(Dataset items)

• • •

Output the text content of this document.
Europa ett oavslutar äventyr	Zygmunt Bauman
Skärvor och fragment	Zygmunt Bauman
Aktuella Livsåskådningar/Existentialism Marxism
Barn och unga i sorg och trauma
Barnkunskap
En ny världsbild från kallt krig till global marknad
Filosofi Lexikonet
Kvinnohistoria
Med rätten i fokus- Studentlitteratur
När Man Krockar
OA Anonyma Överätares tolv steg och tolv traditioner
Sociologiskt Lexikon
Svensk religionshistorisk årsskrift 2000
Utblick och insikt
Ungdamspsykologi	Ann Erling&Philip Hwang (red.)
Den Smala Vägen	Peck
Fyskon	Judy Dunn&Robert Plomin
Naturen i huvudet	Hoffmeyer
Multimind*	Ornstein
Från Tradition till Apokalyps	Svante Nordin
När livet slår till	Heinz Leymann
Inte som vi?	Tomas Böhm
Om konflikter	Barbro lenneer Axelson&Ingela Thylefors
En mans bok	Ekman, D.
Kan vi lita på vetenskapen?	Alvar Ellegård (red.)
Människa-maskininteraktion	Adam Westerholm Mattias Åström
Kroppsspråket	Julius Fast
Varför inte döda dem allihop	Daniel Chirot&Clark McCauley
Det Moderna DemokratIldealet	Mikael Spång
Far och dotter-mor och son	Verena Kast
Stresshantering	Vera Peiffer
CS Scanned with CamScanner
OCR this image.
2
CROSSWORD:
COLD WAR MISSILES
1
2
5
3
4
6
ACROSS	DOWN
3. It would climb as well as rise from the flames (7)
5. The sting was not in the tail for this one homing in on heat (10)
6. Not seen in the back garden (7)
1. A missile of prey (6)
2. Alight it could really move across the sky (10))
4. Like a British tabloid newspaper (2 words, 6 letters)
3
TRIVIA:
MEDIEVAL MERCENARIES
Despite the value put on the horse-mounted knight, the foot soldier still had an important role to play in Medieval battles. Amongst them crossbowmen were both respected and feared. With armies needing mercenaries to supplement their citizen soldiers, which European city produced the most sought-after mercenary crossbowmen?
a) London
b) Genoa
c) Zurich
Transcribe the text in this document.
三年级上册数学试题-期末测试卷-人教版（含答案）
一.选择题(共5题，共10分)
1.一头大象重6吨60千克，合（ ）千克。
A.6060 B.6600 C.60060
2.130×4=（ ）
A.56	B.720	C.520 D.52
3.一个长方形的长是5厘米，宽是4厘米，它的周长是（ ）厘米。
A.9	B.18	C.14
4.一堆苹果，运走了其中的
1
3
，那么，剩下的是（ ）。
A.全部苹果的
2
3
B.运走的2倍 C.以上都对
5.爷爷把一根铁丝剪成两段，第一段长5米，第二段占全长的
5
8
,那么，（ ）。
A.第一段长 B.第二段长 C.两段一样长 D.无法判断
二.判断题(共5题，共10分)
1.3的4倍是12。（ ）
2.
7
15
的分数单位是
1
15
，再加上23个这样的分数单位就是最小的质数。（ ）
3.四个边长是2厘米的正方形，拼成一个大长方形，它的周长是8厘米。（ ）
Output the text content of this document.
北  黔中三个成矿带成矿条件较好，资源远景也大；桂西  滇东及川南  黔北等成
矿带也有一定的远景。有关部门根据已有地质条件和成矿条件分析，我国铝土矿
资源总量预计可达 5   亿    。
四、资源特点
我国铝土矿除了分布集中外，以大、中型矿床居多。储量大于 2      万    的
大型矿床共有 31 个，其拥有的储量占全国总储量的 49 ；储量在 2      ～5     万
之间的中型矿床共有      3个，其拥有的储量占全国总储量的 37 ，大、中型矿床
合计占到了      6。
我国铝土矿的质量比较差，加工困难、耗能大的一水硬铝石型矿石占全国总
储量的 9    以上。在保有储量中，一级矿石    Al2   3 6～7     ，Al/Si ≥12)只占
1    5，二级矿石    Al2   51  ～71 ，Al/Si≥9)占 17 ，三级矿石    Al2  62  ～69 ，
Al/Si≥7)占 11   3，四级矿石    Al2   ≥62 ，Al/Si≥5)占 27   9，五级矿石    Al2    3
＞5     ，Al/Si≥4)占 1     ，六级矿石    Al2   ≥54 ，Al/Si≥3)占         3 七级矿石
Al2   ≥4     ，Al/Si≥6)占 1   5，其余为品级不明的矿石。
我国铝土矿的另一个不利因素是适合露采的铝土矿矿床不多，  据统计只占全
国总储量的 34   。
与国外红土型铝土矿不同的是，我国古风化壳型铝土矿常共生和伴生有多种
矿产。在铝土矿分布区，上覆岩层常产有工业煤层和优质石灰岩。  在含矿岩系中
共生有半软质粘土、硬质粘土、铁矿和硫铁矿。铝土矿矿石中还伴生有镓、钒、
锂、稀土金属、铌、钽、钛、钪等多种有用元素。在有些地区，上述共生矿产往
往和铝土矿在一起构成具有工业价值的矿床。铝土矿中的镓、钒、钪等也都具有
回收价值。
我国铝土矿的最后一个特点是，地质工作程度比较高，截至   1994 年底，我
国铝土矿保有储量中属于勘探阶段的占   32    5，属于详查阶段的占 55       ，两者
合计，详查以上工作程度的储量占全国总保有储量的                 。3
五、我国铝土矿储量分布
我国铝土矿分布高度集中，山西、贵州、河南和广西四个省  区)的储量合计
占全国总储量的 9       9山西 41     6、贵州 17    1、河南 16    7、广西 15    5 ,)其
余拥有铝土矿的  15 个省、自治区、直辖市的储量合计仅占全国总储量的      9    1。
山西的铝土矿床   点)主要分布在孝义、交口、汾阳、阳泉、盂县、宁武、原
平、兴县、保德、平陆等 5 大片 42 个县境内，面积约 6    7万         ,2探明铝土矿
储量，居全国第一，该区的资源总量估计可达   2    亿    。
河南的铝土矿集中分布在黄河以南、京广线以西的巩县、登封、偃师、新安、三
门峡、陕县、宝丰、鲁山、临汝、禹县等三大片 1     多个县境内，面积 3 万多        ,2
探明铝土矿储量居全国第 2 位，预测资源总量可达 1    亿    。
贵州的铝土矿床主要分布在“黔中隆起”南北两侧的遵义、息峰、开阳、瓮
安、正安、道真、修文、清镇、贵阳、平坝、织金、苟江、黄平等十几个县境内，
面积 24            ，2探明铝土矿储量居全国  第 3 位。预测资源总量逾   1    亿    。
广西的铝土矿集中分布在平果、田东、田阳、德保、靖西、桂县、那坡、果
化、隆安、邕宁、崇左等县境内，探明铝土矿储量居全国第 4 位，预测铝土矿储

• • •

Every entry above needs to be quoted exactly.

Problem solution:
Output the text content of this document.
Europa ett oavslutar äventyr	Zygmunt Bauman
Skärvor och fragment	Zygmunt Bauman
Aktuella Livsåskådningar/Existentialism Marxism
Barn och unga i sorg och trauma
Barnkunskap
En ny världsbild från kallt krig till global marknad
Filosofi Lexikonet
Kvinnohistoria
Med rätten i fokus- Studentlitteratur
När Man Krockar
OA Anonyma Överätares tolv steg och tolv traditioner
Sociologiskt Lexikon
Svensk religionshistorisk årsskrift 2000
Utblick och insikt
Ungdamspsykologi	Ann Erling&Philip Hwang (red.)
Den Smala Vägen	Peck
Fyskon	Judy Dunn&Robert Plomin
Naturen i huvudet	Hoffmeyer
Multimind*	Ornstein
Från Tradition till Apokalyps	Svante Nordin
När livet slår till	Heinz Leymann
Inte som vi?	Tomas Böhm
Om konflikter	Barbro lenneer Axelson&Ingela Thylefors
En mans bok	Ekman, D.
Kan vi lita på vetenskapen?	Alvar Ellegård (red.)
Människa-maskininteraktion	Adam Westerholm Mattias Åström
Kroppsspråket	Julius Fast
Varför inte döda dem allihop	Daniel Chirot&Clark McCauley
Det Moderna DemokratIldealet	Mikael Spång
Far och dotter-mor och son	Verena Kast
Stresshantering	Vera Peiffer
CS Scanned with CamScanner
OCR this image.
2
CROSSWORD:
COLD WAR MISSILES
1
2
5
3
4
6
ACROSS	DOWN
3. It would climb as well as rise from the flames (7)
5. The sting was not in the tail for this one homing in on heat (10)
6. Not seen in the back garden (7)
1. A missile of prey (6)
2. Alight it could really move across the sky (10))
4. Like a British tabloid newspaper (2 words, 6 letters)
3
TRIVIA:
MEDIEVAL MERCENARIES
Despite the value put on the horse-mounted knight, the foot soldier still had an important role to play in Medieval battles. Amongst them crossbowmen were both respected and feared. With armies needing mercenaries to supplement their citizen soldiers, which European city produced the most sought-after mercenary crossbowmen?
a) London
b) Genoa
c) Zurich
Transcribe the text in this document.
三年级上册数学试题-期末测试卷-人教版（含答案）
一.选择题(共5题，共10分)
1.一头大象重6吨60千克，合（ ）千克。
A.6060 B.6600 C.60060
2.130×4=（ ）
A.56	B.720	C.520 D.52
3.一个长方形的长是5厘米，宽是4厘米，它的周长是（ ）厘米。
A.9	B.18	C.14
4.一堆苹果，运走了其中的
1
3
，那么，剩下的是（ ）。
A.全部苹果的
2
3
B.运走的2倍 C.以上都对
5.爷爷把一根铁丝剪成两段，第一段长5米，第二段占全长的
5
8
,那么，（ ）。
A.第一段长 B.第二段长 C.两段一样长 D.无法判断
二.判断题(共5题，共10分)
1.3的4倍是12。（ ）
2.
7
15
的分数单位是
1
15
，再加上23个这样的分数单位就是最小的质数。（ ）
3.四个边长是2厘米的正方形，拼成一个大长方形，它的周长是8厘米。（ ）
Output the text content of this document.
北  黔中三个成矿带成矿条件较好，资源远景也大；桂西  滇东及川南  黔北等成
矿带也有一定的远景。有关部门根据已有地质条件和成矿条件分析，我国铝土矿
资源总量预计可达 5   亿    。
四、资源特点
我国铝土矿除了分布集中外，以大、中型矿床居多。储量大于 2      万    的
大型矿床共有 31 个，其拥有的储量占全国总储量的 49 ；储量在 2      ～5     万
之间的中型矿床共有      3个，其拥有的储量占全国总储量的 37 ，大、中型矿床
合计占到了      6。
我国铝土矿的质量比较差，加工困难、耗能大的一水硬铝石型矿石占全国总
储量的 9    以上。在保有储量中，一级矿石    Al2   3 6～7     ，Al/Si ≥12)只占
1    5，二级矿石    Al2   51  ～71 ，Al/Si≥9)占 17 ，三级矿石    Al2  62  ～69 ，
Al/Si≥7)占 11   3，四级矿石    Al2   ≥62 ，Al/Si≥5)占 27   9，五级矿石    Al2    3
＞5     ，Al/Si≥4)占 1     ，六级矿石    Al2   ≥54 ，Al/Si≥3)占         3 七级矿石
Al2   ≥4     ，Al/Si≥6)占 1   5，其余为品级不明的矿石。
我国铝土矿的另一个不利因素是适合露采的铝土矿矿床不多，  据统计只占全
国总储量的 34   。
与国外红土型铝土矿不同的是，我国古风化壳型铝土矿常共生和伴生有多种
矿产。在铝土矿分布区，上覆岩层常产有工业煤层和优质石灰岩。  在含矿岩系中
共生有半软质粘土、硬质粘土、铁矿和硫铁矿。铝土矿矿石中还伴生有镓、钒、
锂、稀土金属、铌、钽、钛、钪等多种有用元素。在有些地区，上述共生矿产往
往和铝土矿在一起构成具有工业价值的矿床。铝土矿中的镓、钒、钪等也都具有
回收价值。
我国铝土矿的最后一个特点是，地质工作程度比较高，截至   1994 年底，我
国铝土矿保有储量中属于勘探阶段的占   32    5，属于详查阶段的占 55       ，两者
合计，详查以上工作程度的储量占全国总保有储量的                 。3
五、我国铝土矿储量分布
我国铝土矿分布高度集中，山西、贵州、河南和广西四个省  区)的储量合计
占全国总储量的 9       9山西 41     6、贵州 17    1、河南 16    7、广西 15    5 ,)其
余拥有铝土矿的  15 个省、自治区、直辖市的储量合计仅占全国总储量的      9    1。
山西的铝土矿床   点)主要分布在孝义、交口、汾阳、阳泉、盂县、宁武、原
平、兴县、保德、平陆等 5 大片 42 个县境内，面积约 6    7万         ,2探明铝土矿
储量，居全国第一，该区的资源总量估计可达   2    亿    。
河南的铝土矿集中分布在黄河以南、京广线以西的巩县、登封、偃师、新安、三
门峡、陕县、宝丰、鲁山、临汝、禹县等三大片 1     多个县境内，面积 3 万多        ,2
探明铝土矿储量居全国第 2 位，预测资源总量可达 1    亿    。
贵州的铝土矿床主要分布在“黔中隆起”南北两侧的遵义、息峰、开阳、瓮
安、正安、道真、修文、清镇、贵阳、平坝、织金、苟江、黄平等十几个县境内，
面积 24            ，2探明铝土矿储量居全国  第 3 位。预测资源总量逾   1    亿    。
广西的铝土矿集中分布在平果、田东、田阳、德保、靖西、桂县、那坡、果
化、隆安、邕宁、崇左等县境内，探明铝土矿储量居全国第 4 位，预测铝土矿储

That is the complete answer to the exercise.